— GIVEN RECORDS —
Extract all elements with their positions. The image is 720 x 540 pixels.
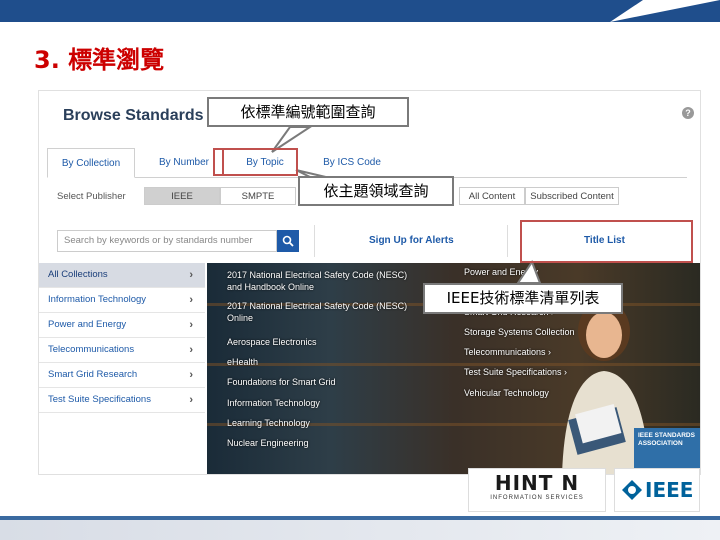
logo-strip: HINT N INFORMATION SERVICES IEEE [468, 468, 700, 512]
hinton-subtitle: INFORMATION SERVICES [490, 495, 584, 501]
ieee-logo: IEEE [614, 468, 700, 512]
footer-band [0, 520, 720, 540]
hinton-logo: HINT N INFORMATION SERVICES [468, 468, 606, 512]
title-list-highlight-box [520, 220, 693, 263]
callout-title-list: IEEE技術標準清單列表 [423, 283, 623, 314]
by-topic-highlight-box [222, 148, 298, 176]
ieee-wordmark: IEEE [645, 478, 694, 502]
hinton-wordmark: HINT N [494, 471, 580, 495]
callout-topic: 依主題領域查詢 [298, 176, 454, 206]
ieee-diamond-icon [622, 480, 642, 500]
callout-pointers [271, 126, 542, 284]
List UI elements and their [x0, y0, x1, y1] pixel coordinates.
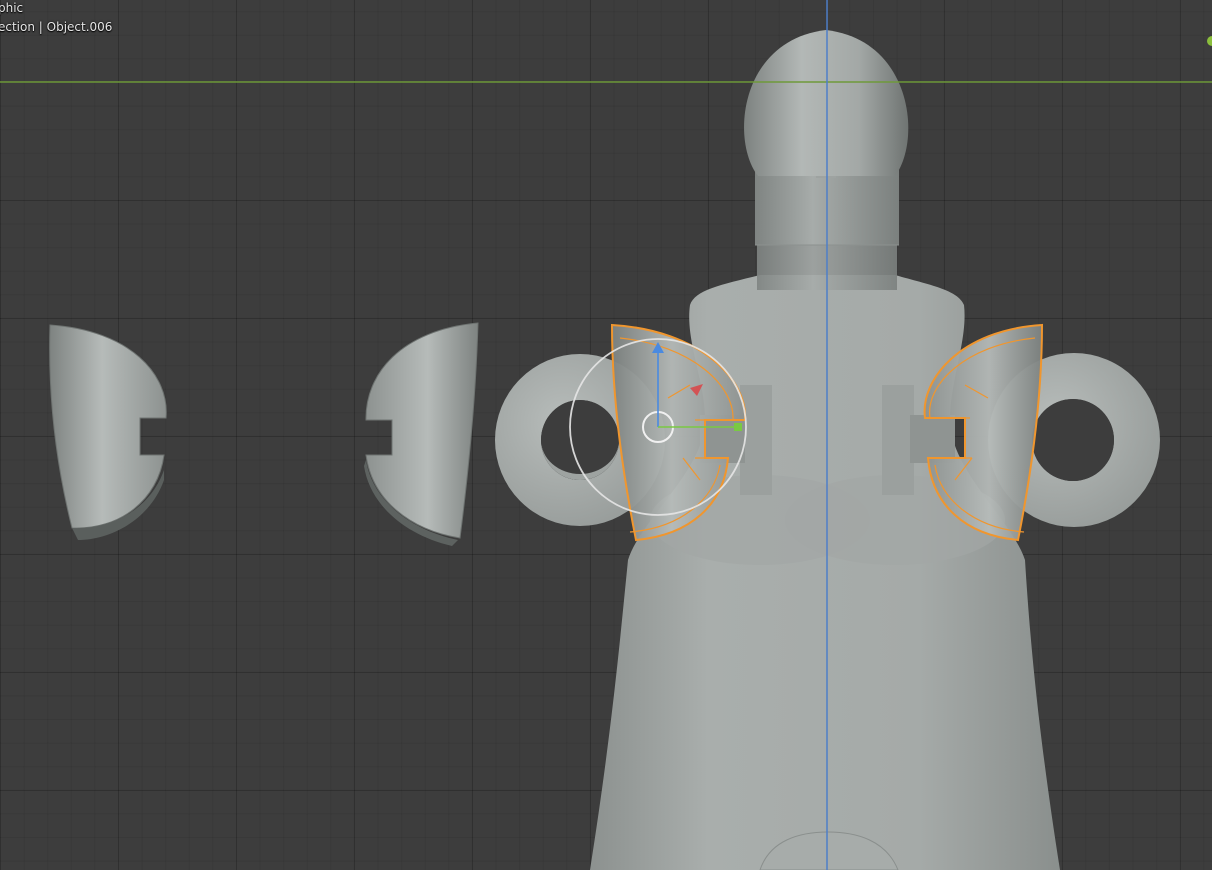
3d-viewport[interactable]: phic ection | Object.006 — [0, 0, 1212, 870]
view-mode-label: phic — [0, 1, 24, 15]
hemisphere-left-inner[interactable] — [364, 322, 479, 546]
axis-dot-icon[interactable] — [1207, 36, 1212, 46]
mannequin-head[interactable] — [744, 30, 909, 176]
hemisphere-left-outer[interactable] — [49, 324, 167, 540]
collection-object-label: ection | Object.006 — [0, 20, 113, 34]
scene-canvas[interactable] — [0, 0, 1212, 870]
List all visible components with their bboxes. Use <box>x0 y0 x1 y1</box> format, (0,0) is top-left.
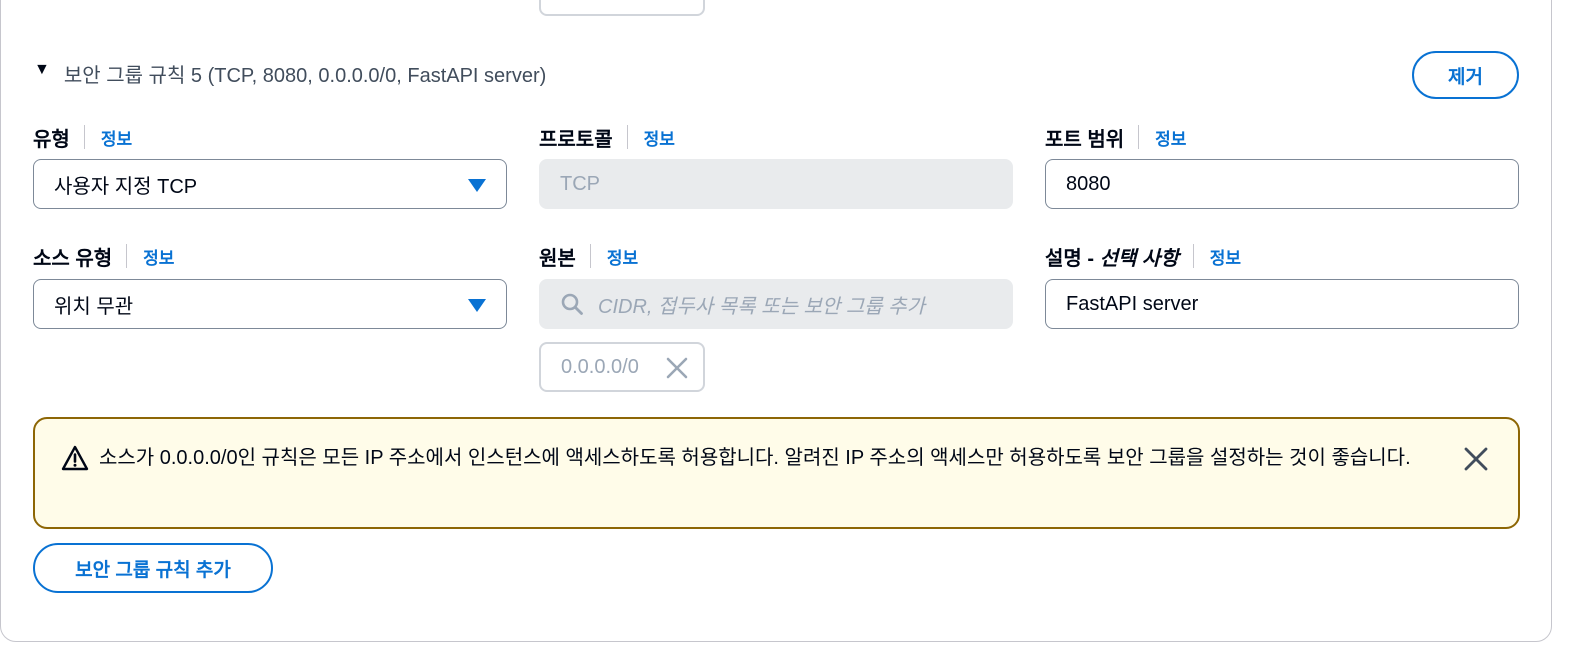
port-range-label: 포트 범위 정보 <box>1045 124 1186 151</box>
warning-alert: 소스가 0.0.0.0/0인 규칙은 모든 IP 주소에서 인스턴스에 액세스하… <box>33 417 1520 529</box>
source-info-link[interactable]: 정보 <box>607 244 638 269</box>
source-search-input[interactable]: CIDR, 접두사 목록 또는 보안 그룹 추가 <box>539 279 1013 329</box>
label-divider <box>83 125 85 149</box>
source-type-label: 소스 유형 정보 <box>33 243 174 270</box>
type-select-value: 사용자 지정 TCP <box>54 175 198 198</box>
source-search-placeholder: CIDR, 접두사 목록 또는 보안 그룹 추가 <box>598 295 925 318</box>
port-range-label-text: 포트 범위 <box>1045 128 1125 151</box>
description-label: 설명 - 선택 사항 정보 <box>1045 243 1241 270</box>
port-range-info-link[interactable]: 정보 <box>1155 125 1186 150</box>
protocol-label-text: 프로토콜 <box>539 128 613 151</box>
type-label-text: 유형 <box>33 128 70 151</box>
previous-rule-source-token <box>539 0 705 16</box>
type-select[interactable]: 사용자 지정 TCP <box>33 159 507 209</box>
source-type-select[interactable]: 위치 무관 <box>33 279 507 329</box>
remove-token-icon[interactable] <box>665 356 689 380</box>
description-label-text: 설명 - <box>1045 247 1100 270</box>
port-range-input[interactable]: 8080 <box>1045 159 1519 209</box>
description-value: FastAPI server <box>1066 292 1199 315</box>
caret-down-icon[interactable]: ▼ <box>34 61 50 79</box>
dropdown-arrow-icon <box>468 179 486 192</box>
source-type-select-value: 위치 무관 <box>54 295 134 318</box>
source-cidr-token: 0.0.0.0/0 <box>539 342 705 392</box>
label-divider <box>626 125 628 149</box>
description-info-link[interactable]: 정보 <box>1210 244 1241 269</box>
source-label: 원본 정보 <box>539 243 638 270</box>
source-type-label-text: 소스 유형 <box>33 247 113 270</box>
source-cidr-token-label: 0.0.0.0/0 <box>561 355 639 378</box>
remove-rule-button[interactable]: 제거 <box>1412 51 1519 99</box>
label-divider <box>1138 125 1140 149</box>
type-info-link[interactable]: 정보 <box>101 125 132 150</box>
description-input[interactable]: FastAPI server <box>1045 279 1519 329</box>
label-divider <box>1192 244 1194 268</box>
source-type-info-link[interactable]: 정보 <box>143 244 174 269</box>
warning-message: 소스가 0.0.0.0/0인 규칙은 모든 IP 주소에서 인스턴스에 액세스하… <box>99 447 1411 469</box>
rule-header-title: 보안 그룹 규칙 5 (TCP, 8080, 0.0.0.0/0, FastAP… <box>63 64 547 87</box>
description-optional-text: 선택 사항 <box>1099 247 1179 270</box>
port-range-value: 8080 <box>1066 172 1111 195</box>
warning-icon <box>61 445 89 471</box>
protocol-field: TCP <box>539 159 1013 209</box>
type-label: 유형 정보 <box>33 124 132 151</box>
dismiss-alert-icon[interactable] <box>1463 446 1489 472</box>
source-label-text: 원본 <box>539 247 576 270</box>
rule-header[interactable]: ▼ 보안 그룹 규칙 5 (TCP, 8080, 0.0.0.0/0, Fast… <box>34 58 546 88</box>
protocol-info-link[interactable]: 정보 <box>644 125 675 150</box>
label-divider <box>589 244 591 268</box>
protocol-value: TCP <box>560 172 600 195</box>
protocol-label: 프로토콜 정보 <box>539 124 675 151</box>
dropdown-arrow-icon <box>468 299 486 312</box>
label-divider <box>126 244 128 268</box>
add-security-group-rule-button[interactable]: 보안 그룹 규칙 추가 <box>33 543 273 593</box>
search-icon <box>561 293 583 315</box>
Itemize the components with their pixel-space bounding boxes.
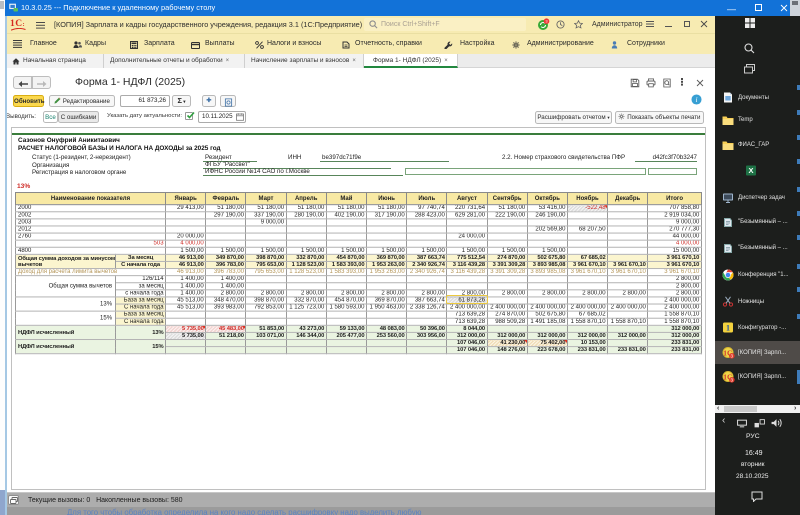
svg-text:X: X	[748, 166, 753, 175]
svg-text:i: i	[695, 95, 697, 104]
svg-text:1: 1	[726, 324, 730, 333]
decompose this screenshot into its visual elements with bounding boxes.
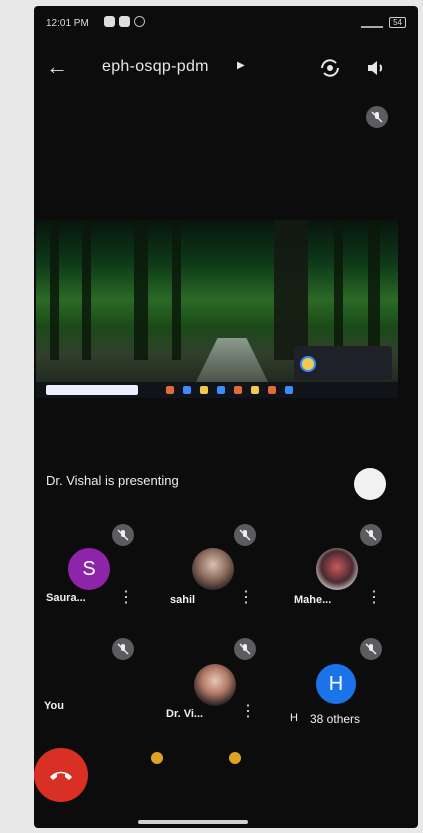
battery-icon: 54	[389, 16, 406, 28]
participant-tile[interactable]: S Saura... ⋮	[42, 520, 162, 616]
signal-icon	[361, 16, 384, 28]
mic-off-icon	[360, 524, 382, 546]
back-arrow-icon[interactable]: ←	[46, 54, 68, 80]
call-header: ← eph-osqp-pdm ▶	[34, 50, 418, 86]
tree-trunk	[334, 220, 343, 360]
others-tile[interactable]: H H 38 others	[288, 634, 408, 730]
avatar	[192, 548, 234, 590]
taskbar-app-icon	[285, 386, 293, 394]
end-call-button[interactable]	[34, 748, 88, 802]
indicator-dot	[151, 752, 163, 764]
participant-tile[interactable]: Dr. Vi... ⋮	[162, 634, 282, 730]
avatar: S	[68, 548, 110, 590]
avatar	[194, 664, 236, 706]
presenting-label: Dr. Vishal is presenting	[46, 473, 179, 488]
chrome-icon	[300, 356, 316, 372]
tree-trunk	[50, 220, 59, 360]
more-options-icon[interactable]: ⋮	[366, 590, 382, 606]
taskbar-app-icon	[268, 386, 276, 394]
taskbar-app-icon	[183, 386, 191, 394]
taskbar-app-icon	[251, 386, 259, 394]
tree-trunk	[134, 220, 148, 360]
more-options-icon[interactable]: ⋮	[118, 590, 134, 606]
switch-camera-icon[interactable]	[318, 56, 342, 80]
participant-tile[interactable]: Mahe... ⋮	[288, 520, 408, 616]
shared-window-popup	[294, 346, 392, 380]
others-count: 38 others	[310, 712, 361, 726]
tree-trunk	[274, 220, 308, 360]
app-notification-icon	[119, 16, 130, 27]
notification-ring-icon	[134, 16, 145, 27]
participant-tile[interactable]: You	[42, 634, 162, 730]
mic-off-icon	[234, 638, 256, 660]
mic-off-icon	[234, 524, 256, 546]
indicator-dot	[229, 752, 241, 764]
whatsapp-icon	[104, 16, 115, 27]
taskbar-app-icon	[200, 386, 208, 394]
shared-search-box	[46, 385, 138, 395]
hang-up-icon	[50, 771, 72, 780]
status-time: 12:01 PM	[46, 18, 89, 29]
meeting-code[interactable]: eph-osqp-pdm	[102, 58, 209, 76]
avatar	[316, 548, 358, 590]
meet-call-screen: 12:01 PM 54 ← eph-osqp-pdm ▶ Dr. Vishal …	[34, 6, 418, 828]
home-indicator[interactable]	[138, 820, 248, 824]
more-options-icon[interactable]: ⋮	[240, 704, 256, 720]
participant-name: Saura...	[46, 592, 86, 604]
participant-tile[interactable]: sahil ⋮	[162, 520, 282, 616]
taskbar-icons	[166, 386, 293, 394]
presenter-avatar	[354, 468, 386, 500]
mic-off-icon	[366, 106, 388, 128]
mic-off-icon	[112, 524, 134, 546]
participant-name: You	[44, 700, 64, 712]
taskbar-app-icon	[166, 386, 174, 394]
screen-share-view[interactable]	[36, 220, 398, 398]
tree-trunk	[82, 220, 91, 360]
system-icons: 54	[361, 16, 406, 28]
avatar: H	[316, 664, 356, 704]
participant-name: H	[290, 712, 298, 724]
more-options-icon[interactable]: ⋮	[238, 590, 254, 606]
forest-road	[196, 338, 268, 382]
participant-name: Dr. Vi...	[166, 708, 204, 720]
taskbar-app-icon	[234, 386, 242, 394]
participant-name: Mahe...	[294, 594, 332, 606]
participant-name: sahil	[170, 594, 196, 606]
tree-trunk	[172, 220, 181, 360]
mic-off-icon	[360, 638, 382, 660]
taskbar-app-icon	[217, 386, 225, 394]
mic-off-icon	[112, 638, 134, 660]
speaker-icon[interactable]	[364, 56, 388, 80]
shared-taskbar	[36, 382, 398, 398]
status-bar: 12:01 PM 54	[46, 16, 406, 32]
caret-right-icon[interactable]: ▶	[237, 60, 245, 71]
notification-icons	[104, 16, 145, 27]
tree-trunk	[368, 220, 380, 360]
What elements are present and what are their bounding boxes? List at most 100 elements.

— WHAT YOU WILL DO —
Reproduce the items verbatim, starting at the first line of the items and ending at the line that contains "List UI elements", with both ends included and the pictures left out.

— OUTPUT OF THE TASK —
Extract all elements with their positions. The image is 720 x 540 pixels.
logo-strip: HINT N INFORMATION SERVICES IEEE [468, 468, 700, 512]
hinton-subtitle: INFORMATION SERVICES [490, 495, 584, 501]
ieee-logo: IEEE [614, 468, 700, 512]
footer-band [0, 520, 720, 540]
hinton-logo: HINT N INFORMATION SERVICES [468, 468, 606, 512]
title-list-highlight-box [520, 220, 693, 263]
callout-title-list: IEEE技術標準清單列表 [423, 283, 623, 314]
by-topic-highlight-box [222, 148, 298, 176]
ieee-wordmark: IEEE [645, 478, 694, 502]
hinton-wordmark: HINT N [494, 471, 580, 495]
callout-topic: 依主題領域查詢 [298, 176, 454, 206]
ieee-diamond-icon [622, 480, 642, 500]
callout-pointers [271, 126, 542, 284]
List UI elements and their [x0, y0, x1, y1] pixel coordinates.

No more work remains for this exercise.